Given request:
Spot each line in the records below where the word "What" occurs, then copy it.

[Records excerpted from a collection]
— Begin —
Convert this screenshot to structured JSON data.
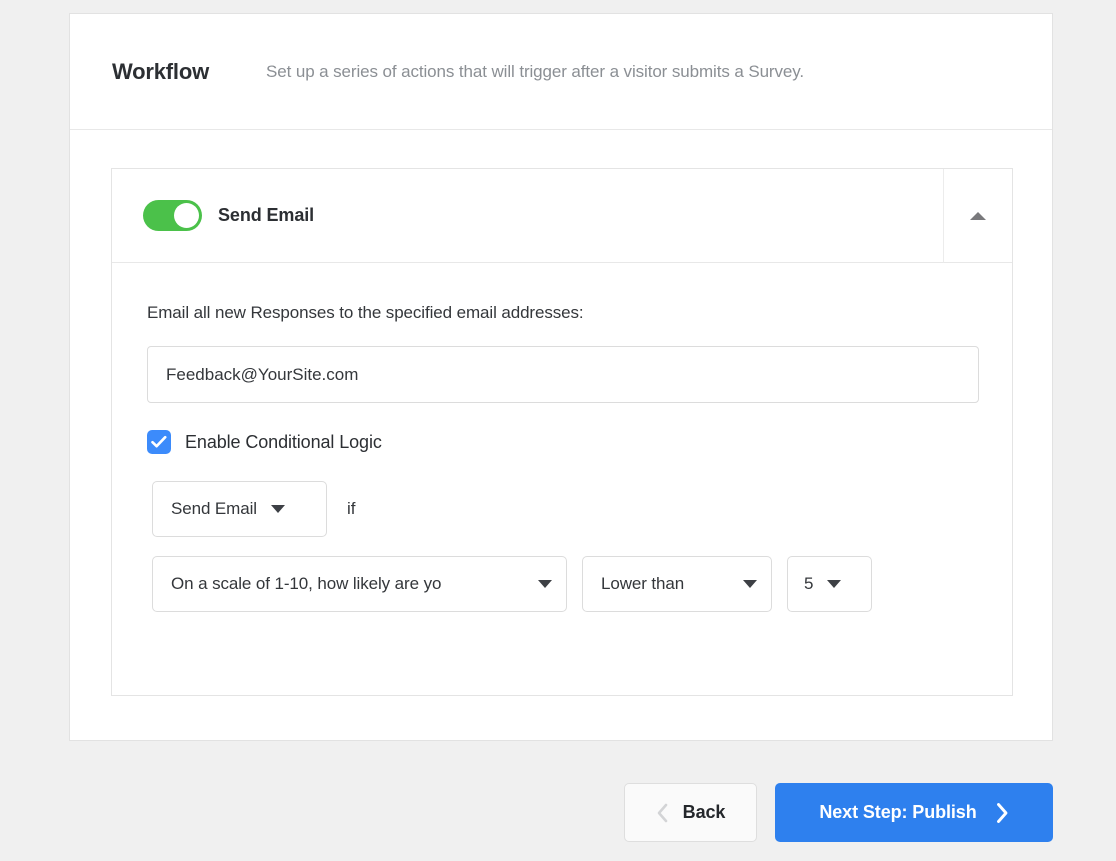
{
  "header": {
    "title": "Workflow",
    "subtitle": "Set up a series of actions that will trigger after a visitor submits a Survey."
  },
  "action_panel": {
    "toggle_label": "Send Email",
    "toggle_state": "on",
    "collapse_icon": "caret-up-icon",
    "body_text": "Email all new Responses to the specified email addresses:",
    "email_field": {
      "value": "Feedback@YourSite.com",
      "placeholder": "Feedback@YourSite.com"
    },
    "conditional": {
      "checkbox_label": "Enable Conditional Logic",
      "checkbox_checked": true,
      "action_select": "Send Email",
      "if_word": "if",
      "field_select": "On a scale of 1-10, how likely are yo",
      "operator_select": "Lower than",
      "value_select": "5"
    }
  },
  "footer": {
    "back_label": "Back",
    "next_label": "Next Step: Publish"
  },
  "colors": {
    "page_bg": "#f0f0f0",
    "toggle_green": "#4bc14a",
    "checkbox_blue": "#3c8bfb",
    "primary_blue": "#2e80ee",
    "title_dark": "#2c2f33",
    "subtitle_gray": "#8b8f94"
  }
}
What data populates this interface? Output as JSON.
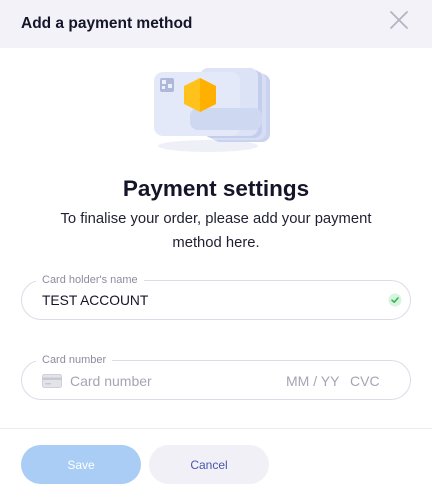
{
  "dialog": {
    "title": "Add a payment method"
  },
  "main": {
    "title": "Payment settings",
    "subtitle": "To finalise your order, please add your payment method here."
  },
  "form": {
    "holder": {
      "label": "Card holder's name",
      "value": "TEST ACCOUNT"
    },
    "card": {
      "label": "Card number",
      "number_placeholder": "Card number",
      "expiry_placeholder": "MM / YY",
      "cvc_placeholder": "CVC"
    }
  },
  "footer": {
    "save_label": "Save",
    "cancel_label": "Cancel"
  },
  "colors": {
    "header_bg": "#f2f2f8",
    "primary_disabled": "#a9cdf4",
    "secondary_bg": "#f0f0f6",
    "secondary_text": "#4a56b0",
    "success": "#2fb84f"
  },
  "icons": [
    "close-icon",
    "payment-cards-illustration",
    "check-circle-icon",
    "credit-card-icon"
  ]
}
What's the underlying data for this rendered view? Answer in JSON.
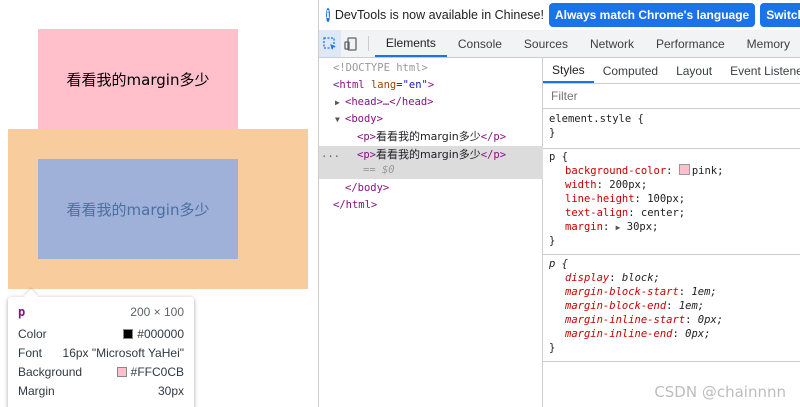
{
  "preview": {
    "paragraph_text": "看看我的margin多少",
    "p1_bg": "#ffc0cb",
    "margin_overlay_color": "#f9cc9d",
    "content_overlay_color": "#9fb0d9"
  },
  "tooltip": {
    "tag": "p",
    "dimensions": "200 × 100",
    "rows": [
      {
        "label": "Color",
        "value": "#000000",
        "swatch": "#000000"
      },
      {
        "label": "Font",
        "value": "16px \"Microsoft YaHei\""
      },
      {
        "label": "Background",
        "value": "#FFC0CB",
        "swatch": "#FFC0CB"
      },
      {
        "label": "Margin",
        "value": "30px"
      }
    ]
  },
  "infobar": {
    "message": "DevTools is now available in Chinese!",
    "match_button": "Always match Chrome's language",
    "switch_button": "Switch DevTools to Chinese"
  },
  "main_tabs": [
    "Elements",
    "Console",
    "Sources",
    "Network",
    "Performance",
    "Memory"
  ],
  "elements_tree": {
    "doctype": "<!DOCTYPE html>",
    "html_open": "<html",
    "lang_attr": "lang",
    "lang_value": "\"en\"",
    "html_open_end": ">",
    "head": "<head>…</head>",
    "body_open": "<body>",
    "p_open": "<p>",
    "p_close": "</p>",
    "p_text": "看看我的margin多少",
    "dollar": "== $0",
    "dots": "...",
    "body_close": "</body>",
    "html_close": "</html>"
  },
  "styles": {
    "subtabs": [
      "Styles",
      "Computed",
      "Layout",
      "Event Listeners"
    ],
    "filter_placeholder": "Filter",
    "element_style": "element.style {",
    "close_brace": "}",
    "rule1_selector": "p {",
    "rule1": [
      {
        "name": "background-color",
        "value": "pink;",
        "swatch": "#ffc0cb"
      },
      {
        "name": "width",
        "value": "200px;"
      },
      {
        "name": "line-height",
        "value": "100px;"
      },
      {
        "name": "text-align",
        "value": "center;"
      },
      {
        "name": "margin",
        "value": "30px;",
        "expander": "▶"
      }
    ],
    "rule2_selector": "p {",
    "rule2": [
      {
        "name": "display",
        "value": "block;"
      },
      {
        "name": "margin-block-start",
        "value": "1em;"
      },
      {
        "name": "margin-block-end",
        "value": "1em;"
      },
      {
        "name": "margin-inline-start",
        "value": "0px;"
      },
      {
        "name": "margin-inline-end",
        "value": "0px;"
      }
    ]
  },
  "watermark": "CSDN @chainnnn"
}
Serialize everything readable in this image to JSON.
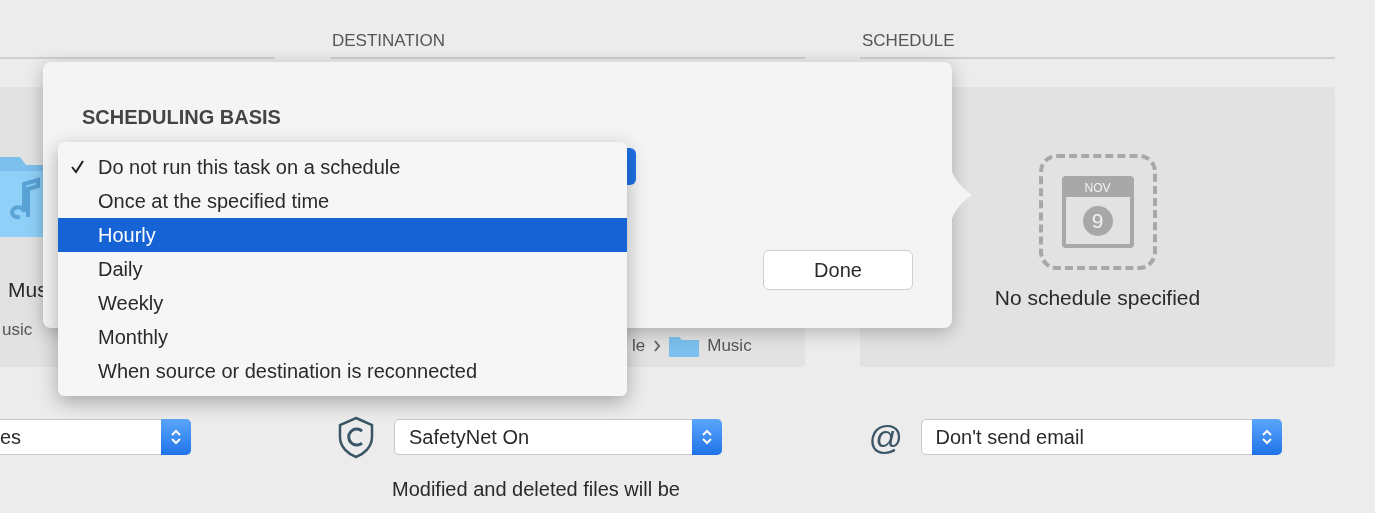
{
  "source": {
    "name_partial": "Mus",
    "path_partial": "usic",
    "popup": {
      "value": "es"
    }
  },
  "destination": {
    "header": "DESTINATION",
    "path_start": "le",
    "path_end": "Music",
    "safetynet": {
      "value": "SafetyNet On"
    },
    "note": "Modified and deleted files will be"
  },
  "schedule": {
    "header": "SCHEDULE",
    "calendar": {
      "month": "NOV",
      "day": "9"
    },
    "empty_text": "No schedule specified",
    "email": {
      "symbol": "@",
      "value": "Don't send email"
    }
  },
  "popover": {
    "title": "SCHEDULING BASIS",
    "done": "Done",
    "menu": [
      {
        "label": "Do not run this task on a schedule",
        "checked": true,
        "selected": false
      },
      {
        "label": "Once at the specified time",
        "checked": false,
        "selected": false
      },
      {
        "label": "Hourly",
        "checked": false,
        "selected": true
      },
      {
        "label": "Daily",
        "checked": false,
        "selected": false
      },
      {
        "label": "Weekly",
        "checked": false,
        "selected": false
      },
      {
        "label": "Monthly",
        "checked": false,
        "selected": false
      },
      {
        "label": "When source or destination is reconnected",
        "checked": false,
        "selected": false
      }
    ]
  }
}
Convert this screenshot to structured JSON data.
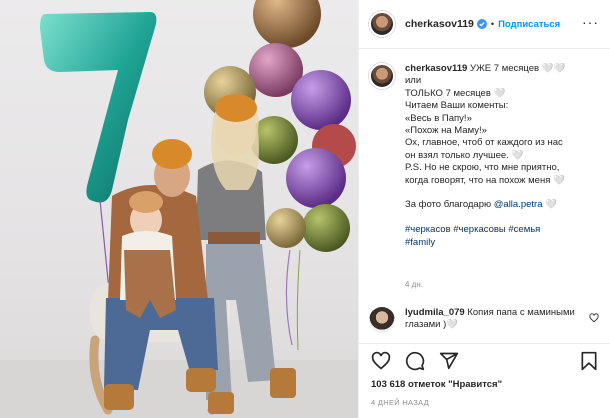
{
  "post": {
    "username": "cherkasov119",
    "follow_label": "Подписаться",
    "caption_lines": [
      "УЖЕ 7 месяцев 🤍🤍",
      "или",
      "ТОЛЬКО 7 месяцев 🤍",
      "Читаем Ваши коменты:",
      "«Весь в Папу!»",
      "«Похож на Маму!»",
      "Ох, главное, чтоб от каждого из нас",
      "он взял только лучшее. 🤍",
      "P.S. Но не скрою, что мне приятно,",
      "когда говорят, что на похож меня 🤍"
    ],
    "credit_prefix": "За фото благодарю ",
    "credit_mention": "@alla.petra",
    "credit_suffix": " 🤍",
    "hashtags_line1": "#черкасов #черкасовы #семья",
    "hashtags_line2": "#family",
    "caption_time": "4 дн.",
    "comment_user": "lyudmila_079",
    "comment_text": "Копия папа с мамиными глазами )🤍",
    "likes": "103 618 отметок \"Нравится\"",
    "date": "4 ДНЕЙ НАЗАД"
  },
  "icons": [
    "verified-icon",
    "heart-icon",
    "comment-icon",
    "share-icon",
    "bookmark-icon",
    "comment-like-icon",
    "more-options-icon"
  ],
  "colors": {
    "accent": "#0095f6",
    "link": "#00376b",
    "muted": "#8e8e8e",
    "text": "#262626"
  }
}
— End —
Exercise solution:
What data populates this interface? Output as JSON.
What's the underlying data for this rendered view? Answer in JSON.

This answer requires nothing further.